▶ _Task objective_: Count the lines in the entries below that include the word "without". Give nothing but the number.

▶ _Extracted data_:
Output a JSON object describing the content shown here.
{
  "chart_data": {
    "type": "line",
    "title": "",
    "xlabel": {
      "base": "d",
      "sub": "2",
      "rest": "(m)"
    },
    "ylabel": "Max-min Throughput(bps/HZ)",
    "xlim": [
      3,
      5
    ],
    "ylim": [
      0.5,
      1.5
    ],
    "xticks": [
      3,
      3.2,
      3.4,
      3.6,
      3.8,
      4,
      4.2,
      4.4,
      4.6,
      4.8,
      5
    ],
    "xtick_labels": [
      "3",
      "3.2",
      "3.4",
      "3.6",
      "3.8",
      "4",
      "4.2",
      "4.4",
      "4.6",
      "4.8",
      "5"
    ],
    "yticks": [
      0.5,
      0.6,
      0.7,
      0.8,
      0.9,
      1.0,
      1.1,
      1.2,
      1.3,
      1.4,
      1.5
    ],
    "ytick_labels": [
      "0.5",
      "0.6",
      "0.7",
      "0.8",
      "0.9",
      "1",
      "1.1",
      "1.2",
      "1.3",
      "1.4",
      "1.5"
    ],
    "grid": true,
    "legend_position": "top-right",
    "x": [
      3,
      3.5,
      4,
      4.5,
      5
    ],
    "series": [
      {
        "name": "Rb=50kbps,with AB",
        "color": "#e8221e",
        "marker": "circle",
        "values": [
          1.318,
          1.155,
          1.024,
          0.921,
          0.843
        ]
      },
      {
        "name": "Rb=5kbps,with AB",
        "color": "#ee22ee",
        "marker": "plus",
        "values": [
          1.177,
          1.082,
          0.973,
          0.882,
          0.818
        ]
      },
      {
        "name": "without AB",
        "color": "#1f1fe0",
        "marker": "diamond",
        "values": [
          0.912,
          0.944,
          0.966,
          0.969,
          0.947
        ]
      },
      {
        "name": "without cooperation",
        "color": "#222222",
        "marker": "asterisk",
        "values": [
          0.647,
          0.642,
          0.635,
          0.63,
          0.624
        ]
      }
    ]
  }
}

...

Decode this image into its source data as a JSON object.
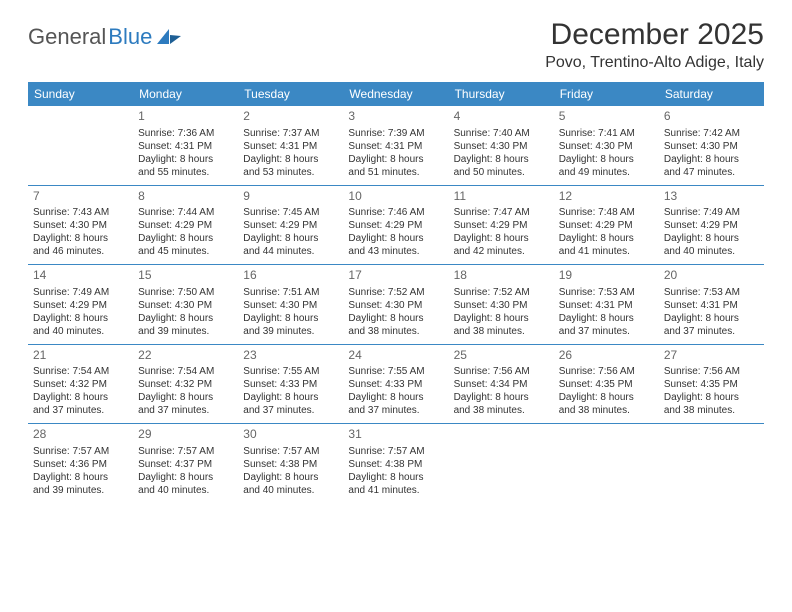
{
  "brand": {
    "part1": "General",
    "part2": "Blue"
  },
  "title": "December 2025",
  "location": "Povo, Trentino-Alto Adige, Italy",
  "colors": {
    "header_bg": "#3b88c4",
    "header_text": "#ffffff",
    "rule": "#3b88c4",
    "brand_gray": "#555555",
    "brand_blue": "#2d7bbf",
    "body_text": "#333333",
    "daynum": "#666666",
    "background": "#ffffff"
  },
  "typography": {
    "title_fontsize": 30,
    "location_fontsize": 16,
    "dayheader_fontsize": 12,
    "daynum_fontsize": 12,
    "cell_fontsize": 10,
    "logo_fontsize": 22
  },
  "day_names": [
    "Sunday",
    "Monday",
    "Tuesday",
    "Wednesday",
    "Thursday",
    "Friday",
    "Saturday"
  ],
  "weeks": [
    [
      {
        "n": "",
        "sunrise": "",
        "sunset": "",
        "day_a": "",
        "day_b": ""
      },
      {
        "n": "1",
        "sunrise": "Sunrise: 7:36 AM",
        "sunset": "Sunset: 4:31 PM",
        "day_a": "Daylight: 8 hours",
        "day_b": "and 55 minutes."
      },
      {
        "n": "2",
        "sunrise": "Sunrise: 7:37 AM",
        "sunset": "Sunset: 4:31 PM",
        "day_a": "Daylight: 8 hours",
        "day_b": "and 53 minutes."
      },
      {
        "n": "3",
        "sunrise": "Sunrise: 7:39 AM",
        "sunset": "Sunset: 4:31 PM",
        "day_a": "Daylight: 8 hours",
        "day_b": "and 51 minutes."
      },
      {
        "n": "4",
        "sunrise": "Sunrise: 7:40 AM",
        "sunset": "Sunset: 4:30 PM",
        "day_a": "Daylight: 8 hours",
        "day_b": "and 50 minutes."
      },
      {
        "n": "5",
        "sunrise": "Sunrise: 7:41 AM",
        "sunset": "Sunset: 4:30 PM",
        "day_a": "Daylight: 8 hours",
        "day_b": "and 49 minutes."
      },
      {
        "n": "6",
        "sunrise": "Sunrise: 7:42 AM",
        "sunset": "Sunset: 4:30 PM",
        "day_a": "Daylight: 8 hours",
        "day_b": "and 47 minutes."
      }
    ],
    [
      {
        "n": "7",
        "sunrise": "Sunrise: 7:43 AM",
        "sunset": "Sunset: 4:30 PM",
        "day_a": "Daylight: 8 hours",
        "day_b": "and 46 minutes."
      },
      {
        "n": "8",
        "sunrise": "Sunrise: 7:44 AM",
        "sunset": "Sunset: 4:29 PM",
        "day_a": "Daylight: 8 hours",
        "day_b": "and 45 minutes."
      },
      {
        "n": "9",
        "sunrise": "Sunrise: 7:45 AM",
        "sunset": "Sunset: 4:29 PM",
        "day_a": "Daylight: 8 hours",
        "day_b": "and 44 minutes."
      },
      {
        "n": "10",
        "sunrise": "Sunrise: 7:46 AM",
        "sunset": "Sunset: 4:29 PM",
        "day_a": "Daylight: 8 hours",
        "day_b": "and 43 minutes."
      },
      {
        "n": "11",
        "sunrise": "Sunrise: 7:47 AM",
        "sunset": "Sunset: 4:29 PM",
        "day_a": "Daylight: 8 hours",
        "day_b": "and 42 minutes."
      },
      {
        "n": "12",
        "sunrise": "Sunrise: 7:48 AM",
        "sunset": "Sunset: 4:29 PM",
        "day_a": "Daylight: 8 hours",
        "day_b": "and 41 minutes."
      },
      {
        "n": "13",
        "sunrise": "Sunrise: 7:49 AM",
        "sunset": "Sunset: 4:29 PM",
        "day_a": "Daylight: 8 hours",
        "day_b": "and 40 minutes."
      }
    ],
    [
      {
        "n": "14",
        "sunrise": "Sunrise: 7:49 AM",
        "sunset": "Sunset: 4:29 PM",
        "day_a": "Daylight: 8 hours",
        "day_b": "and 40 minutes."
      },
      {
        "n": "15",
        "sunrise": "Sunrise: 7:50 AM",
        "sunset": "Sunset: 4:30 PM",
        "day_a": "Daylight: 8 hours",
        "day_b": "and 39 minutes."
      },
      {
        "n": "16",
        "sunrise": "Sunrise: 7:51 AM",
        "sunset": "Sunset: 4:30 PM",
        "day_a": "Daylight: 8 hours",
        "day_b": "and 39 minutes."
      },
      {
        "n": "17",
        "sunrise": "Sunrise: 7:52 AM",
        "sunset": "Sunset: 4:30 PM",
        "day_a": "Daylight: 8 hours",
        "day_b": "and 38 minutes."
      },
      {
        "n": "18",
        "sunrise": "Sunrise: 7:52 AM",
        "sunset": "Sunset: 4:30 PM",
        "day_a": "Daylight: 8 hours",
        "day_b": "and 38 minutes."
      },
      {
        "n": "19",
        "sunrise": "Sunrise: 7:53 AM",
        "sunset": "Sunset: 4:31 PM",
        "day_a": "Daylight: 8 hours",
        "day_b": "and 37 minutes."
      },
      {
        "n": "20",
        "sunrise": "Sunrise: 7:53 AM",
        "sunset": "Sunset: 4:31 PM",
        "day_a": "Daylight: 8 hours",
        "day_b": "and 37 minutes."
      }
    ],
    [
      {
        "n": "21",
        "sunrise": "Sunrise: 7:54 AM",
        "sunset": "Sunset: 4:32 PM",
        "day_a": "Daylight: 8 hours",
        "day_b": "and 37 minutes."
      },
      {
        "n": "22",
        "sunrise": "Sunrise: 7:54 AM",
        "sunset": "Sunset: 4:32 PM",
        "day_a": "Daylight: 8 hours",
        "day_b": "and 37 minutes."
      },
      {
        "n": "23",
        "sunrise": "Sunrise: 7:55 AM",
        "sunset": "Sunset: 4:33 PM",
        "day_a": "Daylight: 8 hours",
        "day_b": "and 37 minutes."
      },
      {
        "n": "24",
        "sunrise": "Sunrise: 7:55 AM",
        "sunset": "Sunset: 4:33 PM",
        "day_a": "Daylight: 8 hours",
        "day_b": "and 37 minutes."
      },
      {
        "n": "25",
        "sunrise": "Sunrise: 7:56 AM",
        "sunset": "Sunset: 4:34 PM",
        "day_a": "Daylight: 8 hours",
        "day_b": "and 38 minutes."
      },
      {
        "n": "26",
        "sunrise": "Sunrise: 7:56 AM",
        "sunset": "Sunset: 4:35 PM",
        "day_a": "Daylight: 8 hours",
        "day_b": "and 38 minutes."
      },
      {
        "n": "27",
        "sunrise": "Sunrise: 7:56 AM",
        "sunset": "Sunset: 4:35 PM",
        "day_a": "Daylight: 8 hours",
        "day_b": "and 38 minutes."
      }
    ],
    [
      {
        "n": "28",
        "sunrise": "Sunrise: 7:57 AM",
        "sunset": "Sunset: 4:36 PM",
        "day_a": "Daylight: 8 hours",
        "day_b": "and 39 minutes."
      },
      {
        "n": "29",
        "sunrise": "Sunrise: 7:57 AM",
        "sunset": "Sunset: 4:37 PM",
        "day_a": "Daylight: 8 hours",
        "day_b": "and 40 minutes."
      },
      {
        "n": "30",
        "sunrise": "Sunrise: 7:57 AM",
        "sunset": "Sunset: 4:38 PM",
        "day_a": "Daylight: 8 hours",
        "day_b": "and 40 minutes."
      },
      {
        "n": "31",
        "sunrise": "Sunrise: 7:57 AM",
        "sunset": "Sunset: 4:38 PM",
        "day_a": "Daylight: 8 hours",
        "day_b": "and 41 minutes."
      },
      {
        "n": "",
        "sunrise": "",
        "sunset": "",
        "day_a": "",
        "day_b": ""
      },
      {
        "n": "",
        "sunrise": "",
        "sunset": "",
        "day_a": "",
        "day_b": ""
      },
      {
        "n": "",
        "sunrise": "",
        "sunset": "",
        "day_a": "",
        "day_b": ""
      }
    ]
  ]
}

* * *

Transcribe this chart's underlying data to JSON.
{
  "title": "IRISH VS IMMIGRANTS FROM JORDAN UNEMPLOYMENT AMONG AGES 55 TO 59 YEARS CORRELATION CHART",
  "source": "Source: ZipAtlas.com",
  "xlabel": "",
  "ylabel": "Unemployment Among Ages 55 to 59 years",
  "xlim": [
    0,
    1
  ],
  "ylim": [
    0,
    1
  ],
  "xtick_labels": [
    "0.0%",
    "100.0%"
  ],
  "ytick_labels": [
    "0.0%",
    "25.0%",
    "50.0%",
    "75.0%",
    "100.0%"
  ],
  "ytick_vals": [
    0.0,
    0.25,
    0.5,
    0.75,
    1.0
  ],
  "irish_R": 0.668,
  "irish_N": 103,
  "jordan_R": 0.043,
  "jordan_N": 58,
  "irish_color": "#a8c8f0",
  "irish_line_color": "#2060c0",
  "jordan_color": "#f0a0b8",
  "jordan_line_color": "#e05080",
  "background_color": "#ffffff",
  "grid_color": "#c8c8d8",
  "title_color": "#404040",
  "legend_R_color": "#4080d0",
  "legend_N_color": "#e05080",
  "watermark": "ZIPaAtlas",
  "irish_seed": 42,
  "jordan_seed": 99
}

▶ _Result for this task_: 2